**OBJECTIVE:**
Gather from the listing below each line that includes the word "textbook", and copy it.

+++

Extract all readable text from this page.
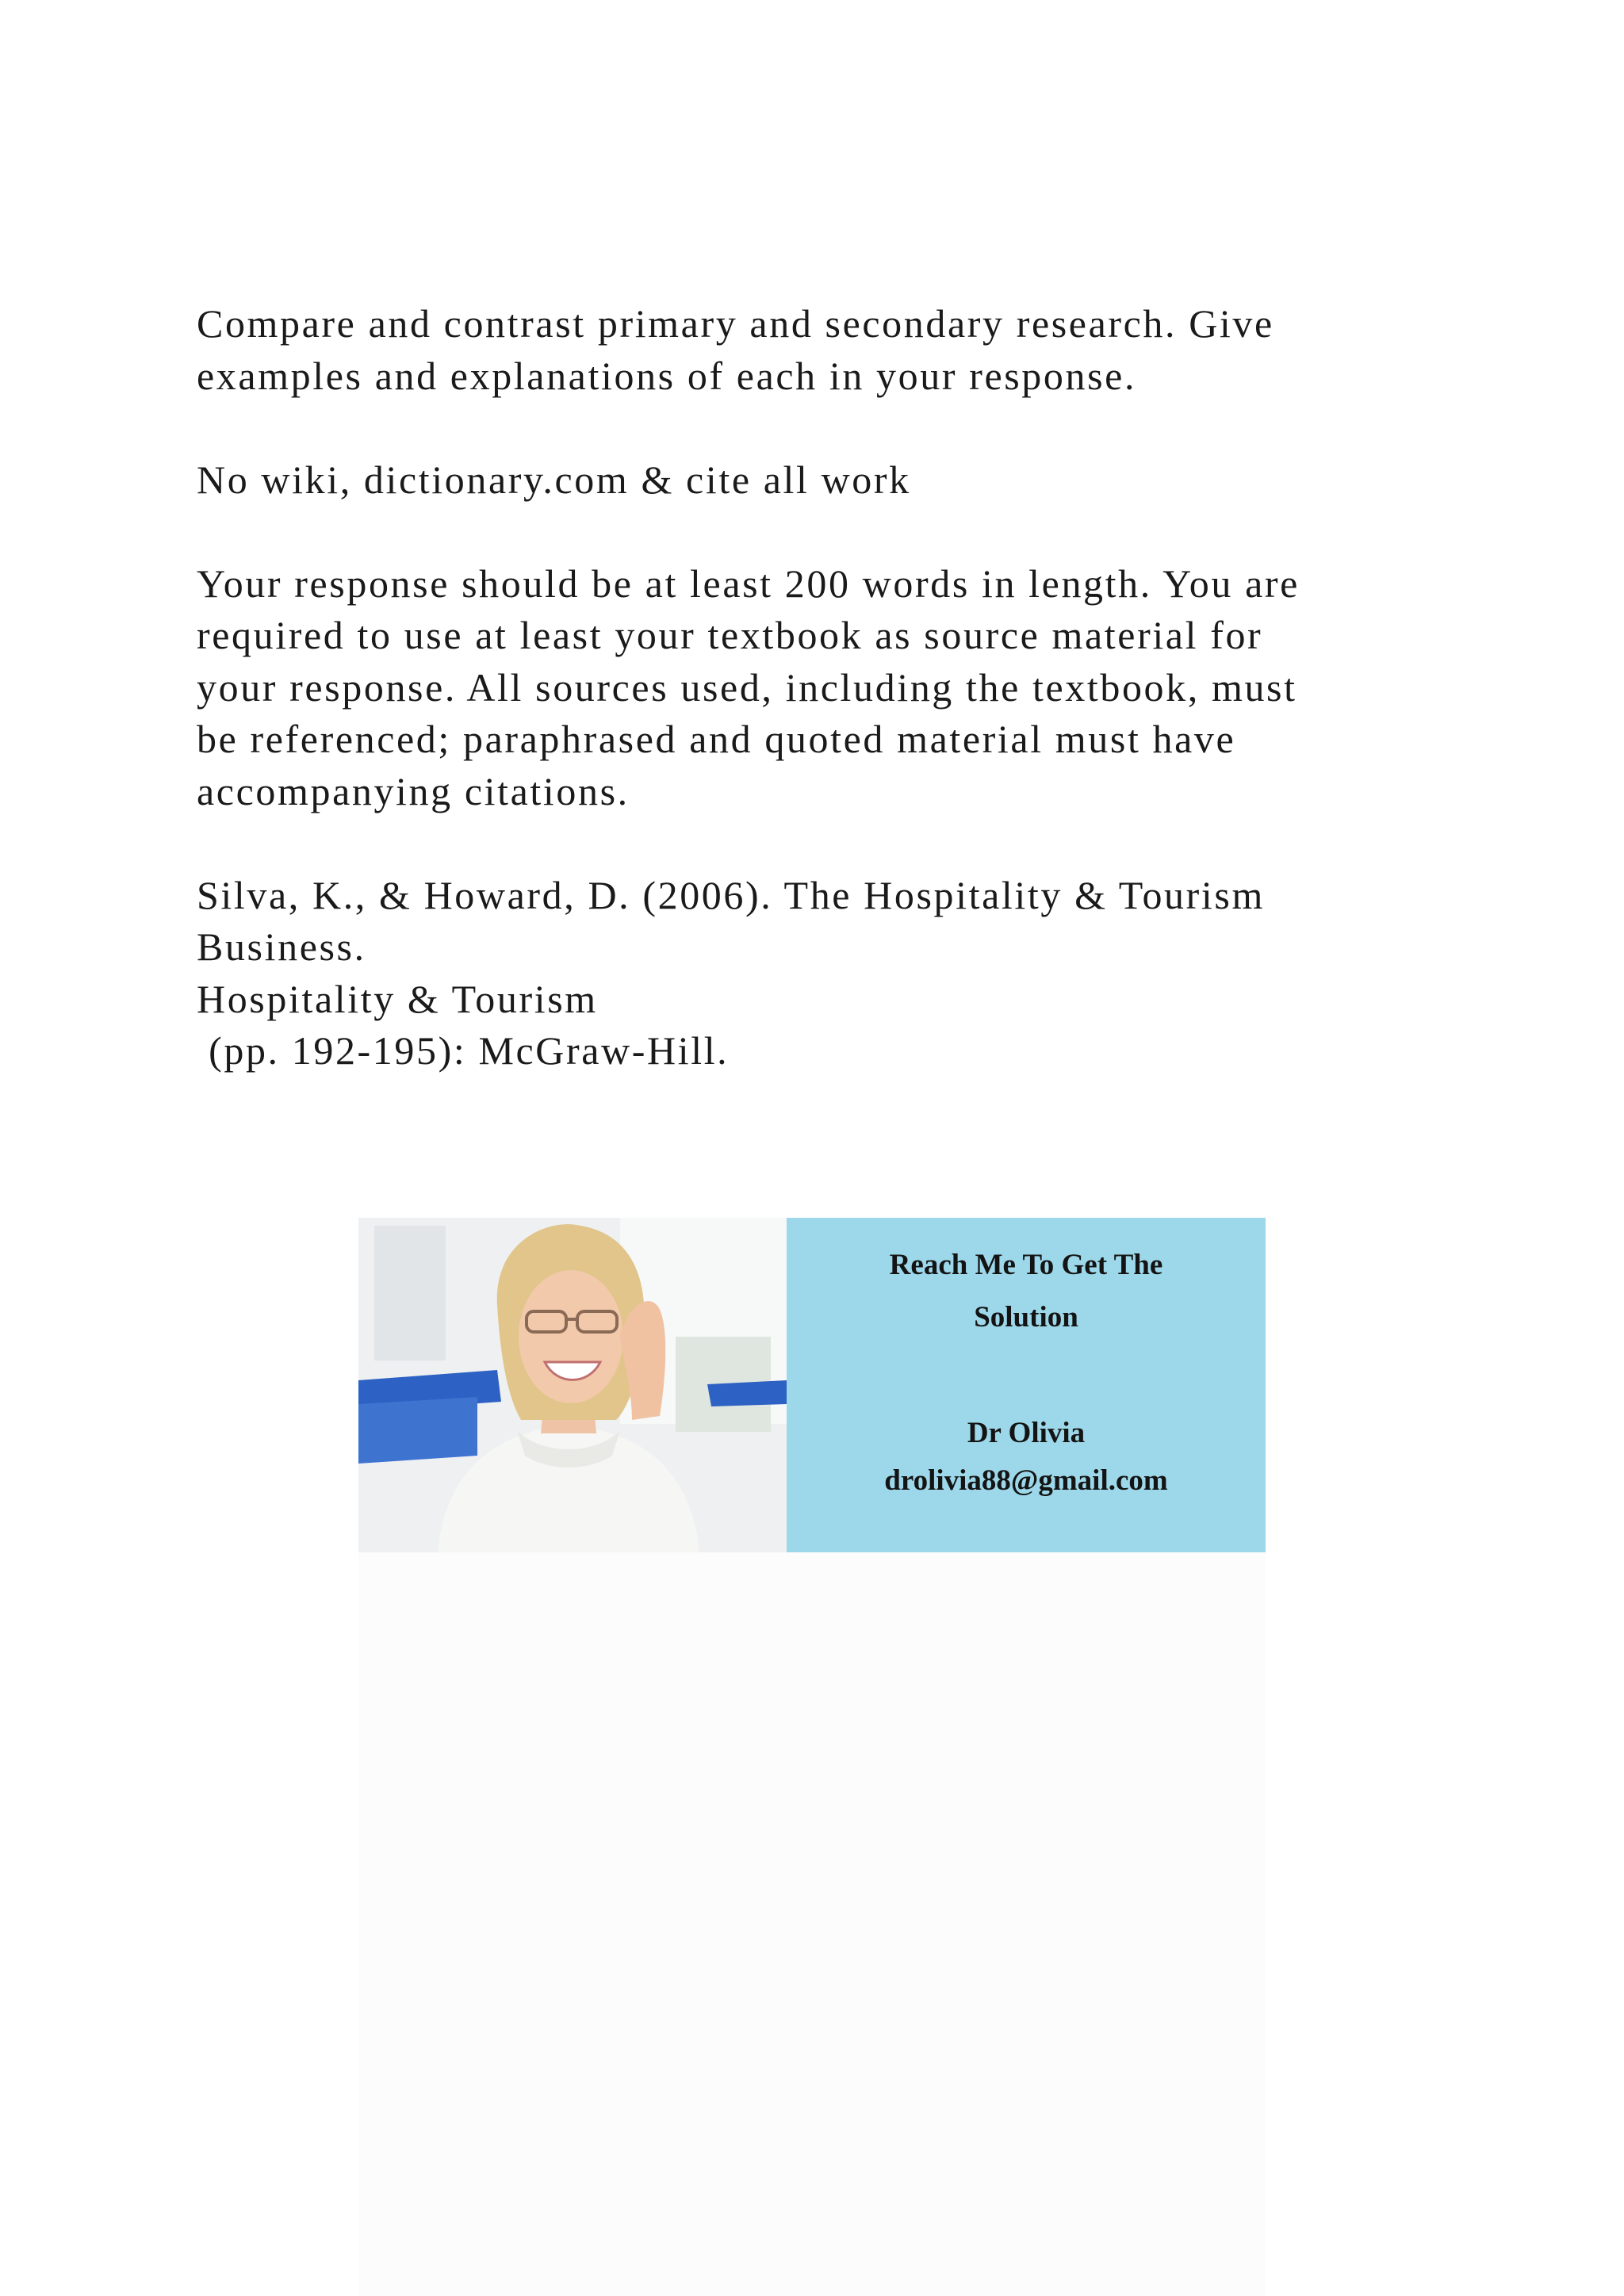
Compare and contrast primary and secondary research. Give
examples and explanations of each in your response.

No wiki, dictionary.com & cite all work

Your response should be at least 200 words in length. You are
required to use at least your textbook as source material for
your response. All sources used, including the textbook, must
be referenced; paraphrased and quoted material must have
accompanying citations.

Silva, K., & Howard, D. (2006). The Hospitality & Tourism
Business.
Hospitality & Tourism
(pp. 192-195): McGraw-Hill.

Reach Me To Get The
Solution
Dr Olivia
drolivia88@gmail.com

+++

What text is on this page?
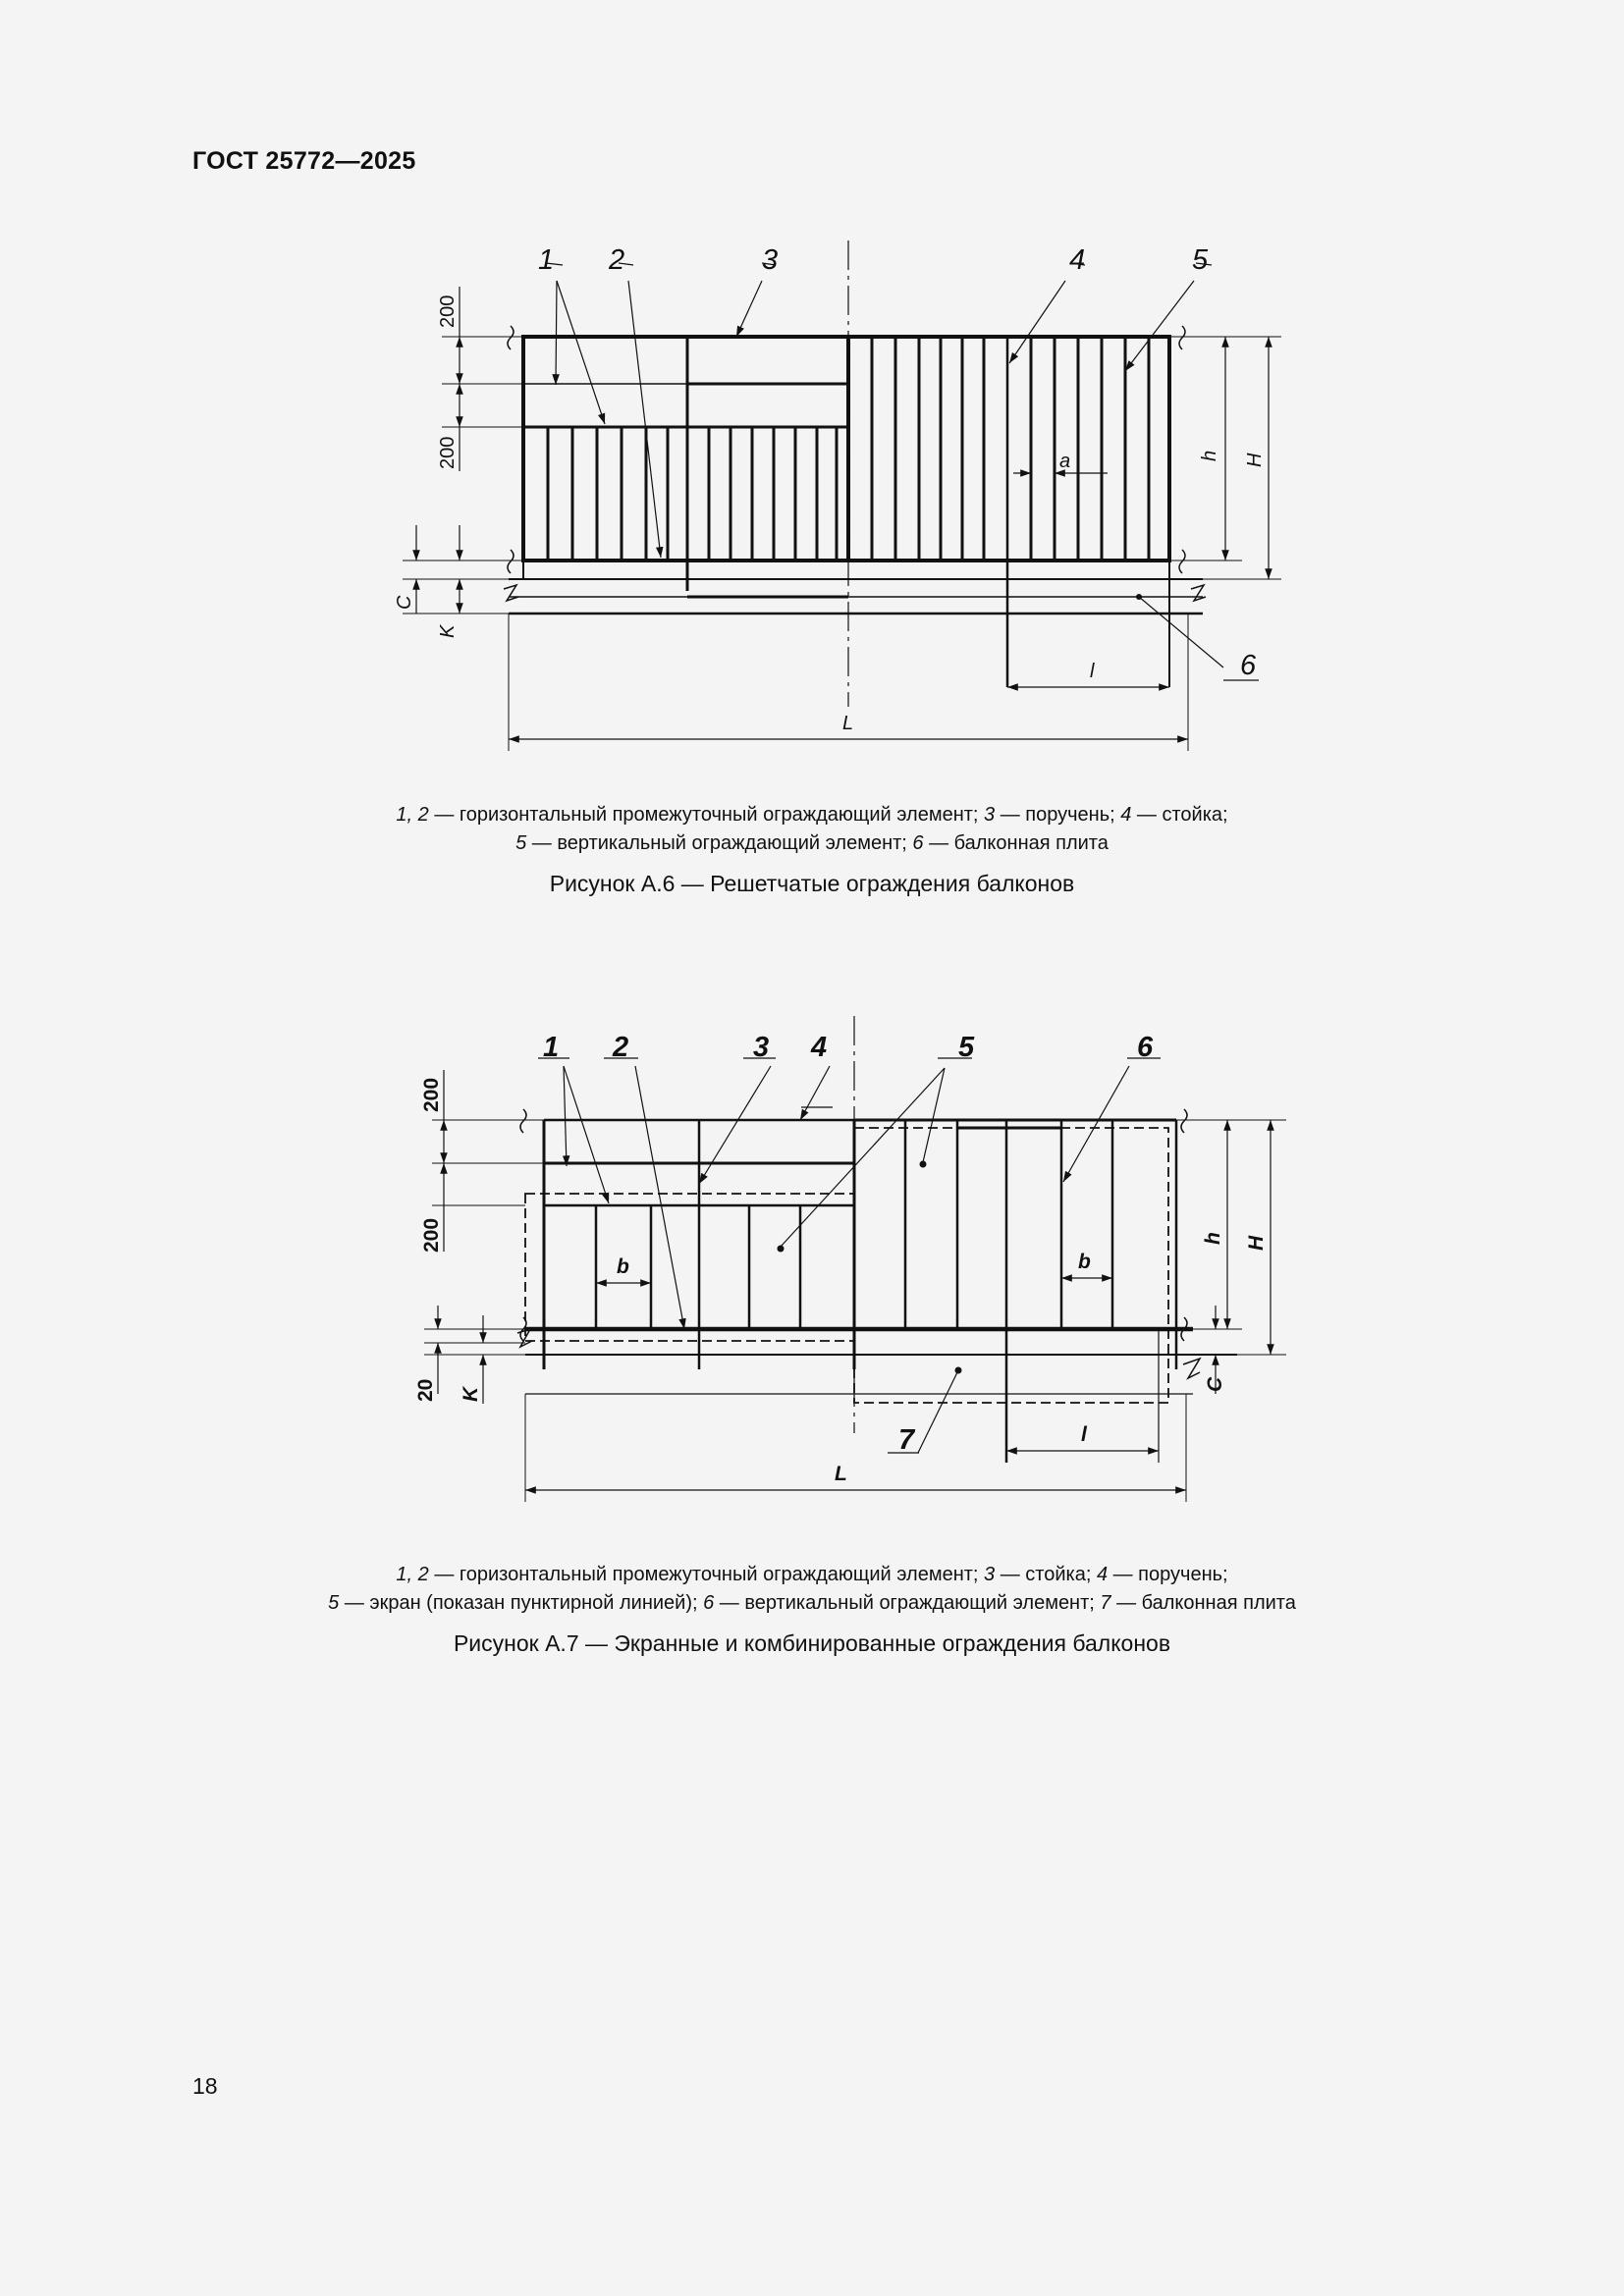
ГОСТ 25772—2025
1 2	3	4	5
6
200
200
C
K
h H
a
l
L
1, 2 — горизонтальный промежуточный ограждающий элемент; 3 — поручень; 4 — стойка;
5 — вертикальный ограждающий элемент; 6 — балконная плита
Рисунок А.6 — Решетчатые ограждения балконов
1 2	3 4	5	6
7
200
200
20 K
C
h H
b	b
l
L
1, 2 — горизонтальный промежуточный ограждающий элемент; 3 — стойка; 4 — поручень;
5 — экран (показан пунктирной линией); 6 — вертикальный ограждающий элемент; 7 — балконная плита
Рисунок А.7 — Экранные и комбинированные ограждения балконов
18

+++

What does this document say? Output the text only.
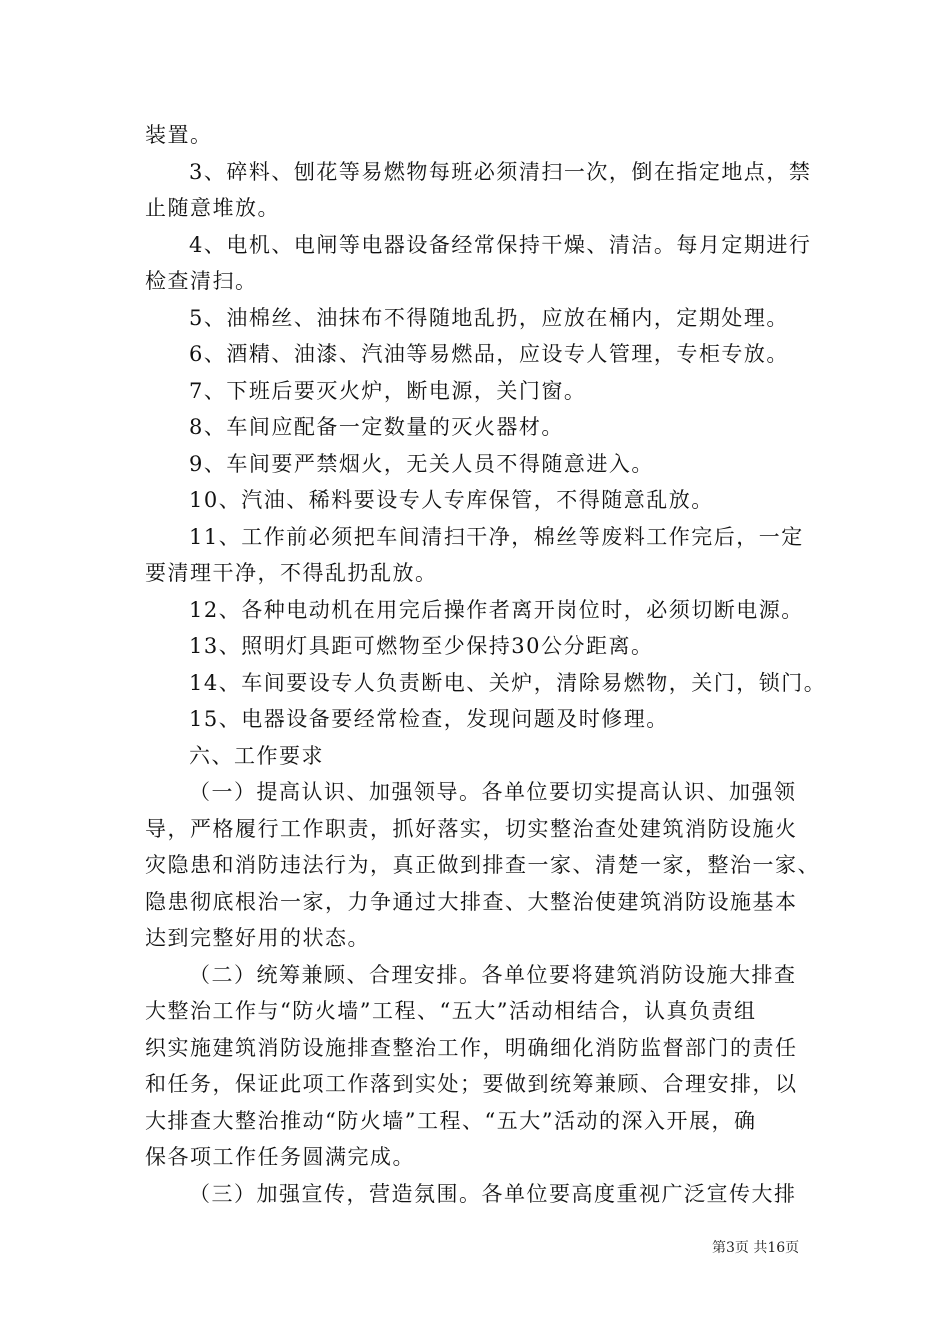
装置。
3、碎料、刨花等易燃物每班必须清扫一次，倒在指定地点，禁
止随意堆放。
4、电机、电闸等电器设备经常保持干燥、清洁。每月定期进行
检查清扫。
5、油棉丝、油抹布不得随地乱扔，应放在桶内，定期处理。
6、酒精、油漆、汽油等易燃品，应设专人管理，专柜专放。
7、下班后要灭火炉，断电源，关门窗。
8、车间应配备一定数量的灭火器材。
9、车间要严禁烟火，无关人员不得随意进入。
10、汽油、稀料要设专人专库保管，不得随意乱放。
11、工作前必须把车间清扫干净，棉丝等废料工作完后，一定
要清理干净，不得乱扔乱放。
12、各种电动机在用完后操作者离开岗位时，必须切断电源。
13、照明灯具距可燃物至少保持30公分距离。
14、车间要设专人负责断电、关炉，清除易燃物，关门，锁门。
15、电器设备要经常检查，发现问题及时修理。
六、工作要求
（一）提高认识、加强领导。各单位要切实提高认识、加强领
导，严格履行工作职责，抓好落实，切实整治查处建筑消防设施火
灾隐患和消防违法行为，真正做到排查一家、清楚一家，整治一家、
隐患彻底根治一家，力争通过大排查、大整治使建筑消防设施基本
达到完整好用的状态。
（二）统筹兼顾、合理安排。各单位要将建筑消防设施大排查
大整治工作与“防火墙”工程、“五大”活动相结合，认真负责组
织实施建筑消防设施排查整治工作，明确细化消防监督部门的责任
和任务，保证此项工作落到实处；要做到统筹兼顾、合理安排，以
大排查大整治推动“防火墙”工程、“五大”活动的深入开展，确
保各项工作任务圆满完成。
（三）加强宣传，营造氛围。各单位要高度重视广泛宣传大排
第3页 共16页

+++

**TASK RESPONSE:**
required to use at least your textbook as source material for
your response. All sources used, including the textbook, must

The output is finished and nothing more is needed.